Task prompt>
In the listing below, identify each line with the word "this" and return those lines.

Given data>
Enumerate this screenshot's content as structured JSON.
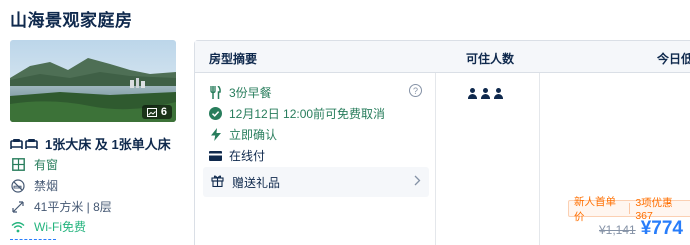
{
  "room": {
    "title": "山海景观家庭房",
    "photo_count": "6",
    "bed": "1张大床 及 1张单人床",
    "features": [
      {
        "icon": "window-icon",
        "label": "有窗"
      },
      {
        "icon": "no-smoking-icon",
        "label": "禁烟"
      },
      {
        "icon": "area-icon",
        "label": "41平方米 | 8层"
      },
      {
        "icon": "wifi-icon",
        "label": "Wi-Fi免费"
      }
    ]
  },
  "table": {
    "headers": [
      "房型摘要",
      "可住人数",
      "今日低"
    ],
    "perks": [
      {
        "icon": "breakfast-icon",
        "label": "3份早餐"
      },
      {
        "icon": "check-circle-icon",
        "label": "12月12日 12:00前可免费取消"
      },
      {
        "icon": "lightning-icon",
        "label": "立即确认"
      },
      {
        "icon": "card-icon",
        "label": "在线付"
      }
    ],
    "gift_label": "赠送礼品",
    "help_symbol": "?",
    "guests": 3,
    "promo": {
      "new_user": "新人首单价",
      "discount": "3项优惠367"
    },
    "old_price": "¥1,141",
    "new_price": "¥774"
  },
  "colors": {
    "accent": "#287dfa",
    "green": "#287d5c",
    "orange": "#ff6f00"
  }
}
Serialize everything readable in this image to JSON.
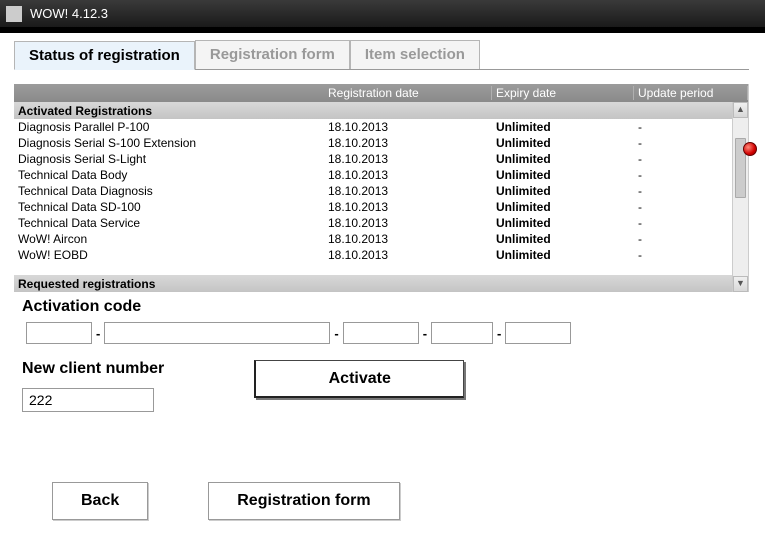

Expected output>
Enumerate this screenshot's content as structured JSON.
Serialize everything readable in this image to JSON.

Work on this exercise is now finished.